Take every line from the listing below that includes "hondureños" and copy it.

__Material for this task__.
***

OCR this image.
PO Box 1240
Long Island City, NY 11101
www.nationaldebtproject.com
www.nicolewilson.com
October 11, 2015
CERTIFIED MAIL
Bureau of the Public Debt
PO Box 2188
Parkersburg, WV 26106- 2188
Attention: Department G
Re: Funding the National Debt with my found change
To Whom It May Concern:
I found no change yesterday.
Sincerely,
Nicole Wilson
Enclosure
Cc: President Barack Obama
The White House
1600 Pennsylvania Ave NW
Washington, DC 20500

***

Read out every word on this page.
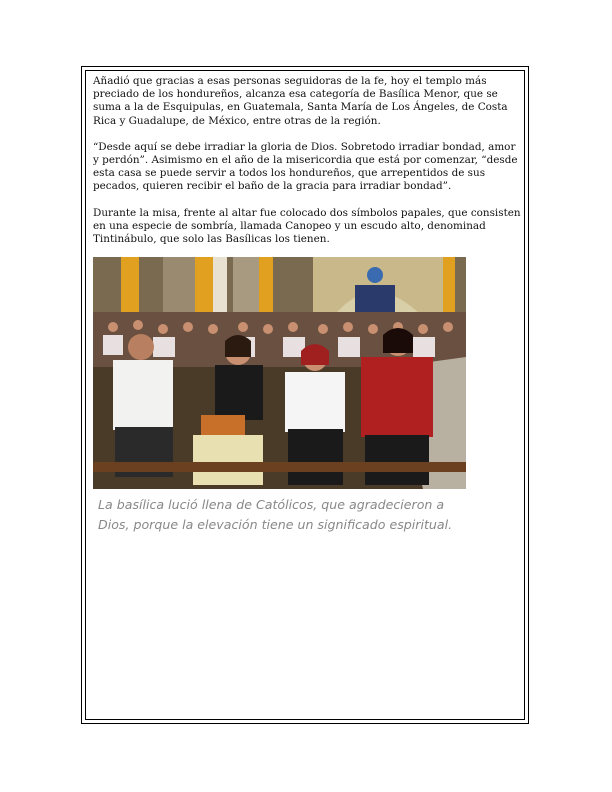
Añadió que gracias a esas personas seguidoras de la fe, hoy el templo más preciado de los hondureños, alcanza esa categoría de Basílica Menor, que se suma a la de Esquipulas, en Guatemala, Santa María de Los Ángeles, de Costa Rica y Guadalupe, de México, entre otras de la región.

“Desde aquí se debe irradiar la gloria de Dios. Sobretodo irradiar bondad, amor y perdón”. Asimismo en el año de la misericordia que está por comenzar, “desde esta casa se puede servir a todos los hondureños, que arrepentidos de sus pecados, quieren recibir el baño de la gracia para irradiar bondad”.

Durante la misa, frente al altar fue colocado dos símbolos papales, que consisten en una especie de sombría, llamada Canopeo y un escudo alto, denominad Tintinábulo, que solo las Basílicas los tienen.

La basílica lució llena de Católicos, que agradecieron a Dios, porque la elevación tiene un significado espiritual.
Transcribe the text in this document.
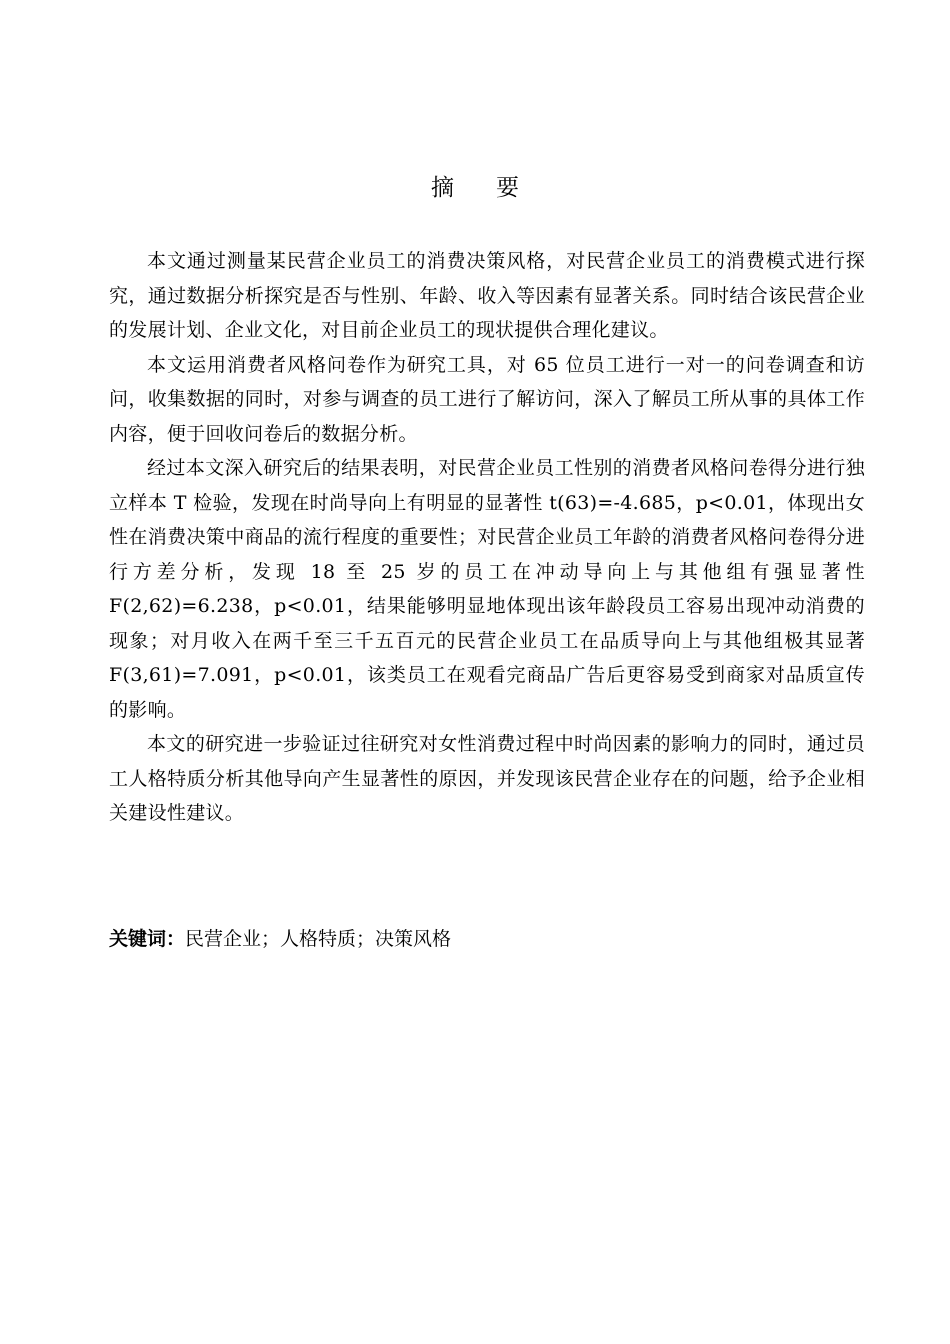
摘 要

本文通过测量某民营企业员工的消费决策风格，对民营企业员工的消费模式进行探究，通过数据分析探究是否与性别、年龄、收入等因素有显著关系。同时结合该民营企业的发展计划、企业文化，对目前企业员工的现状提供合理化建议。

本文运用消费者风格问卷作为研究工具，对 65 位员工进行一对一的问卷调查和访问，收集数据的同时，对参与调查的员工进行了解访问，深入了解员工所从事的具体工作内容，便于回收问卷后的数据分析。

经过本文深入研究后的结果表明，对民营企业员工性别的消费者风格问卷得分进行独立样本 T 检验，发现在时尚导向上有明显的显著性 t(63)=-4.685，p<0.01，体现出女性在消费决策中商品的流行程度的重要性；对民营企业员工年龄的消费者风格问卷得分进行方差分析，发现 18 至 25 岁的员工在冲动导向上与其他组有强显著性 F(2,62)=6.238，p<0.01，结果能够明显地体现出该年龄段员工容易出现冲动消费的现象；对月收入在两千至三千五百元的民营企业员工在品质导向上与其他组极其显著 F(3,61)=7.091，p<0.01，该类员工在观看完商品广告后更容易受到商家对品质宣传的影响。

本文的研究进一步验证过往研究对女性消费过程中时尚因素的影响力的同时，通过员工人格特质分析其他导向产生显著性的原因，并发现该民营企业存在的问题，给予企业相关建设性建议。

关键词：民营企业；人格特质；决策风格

***

__Response to this exercise__.
Añadió que gracias a esas personas seguidoras de la fe, hoy el templo más preciado de los hondureños, alcanza esa categoría de Basílica Menor, que se suma a la de Esquipulas, en Guatemala, Santa María de Los Ángeles, de Costa Rica y Guadalupe, de México, entre otras de la región.
“Desde aquí se debe irradiar la gloria de Dios. Sobretodo irradiar bondad, amor y perdón”. Asimismo en el año de la misericordia que está por comenzar, “desde esta casa se puede servir a todos los hondureños, que arrepentidos de sus pecados, quieren recibir el baño de la gracia para irradiar bondad”.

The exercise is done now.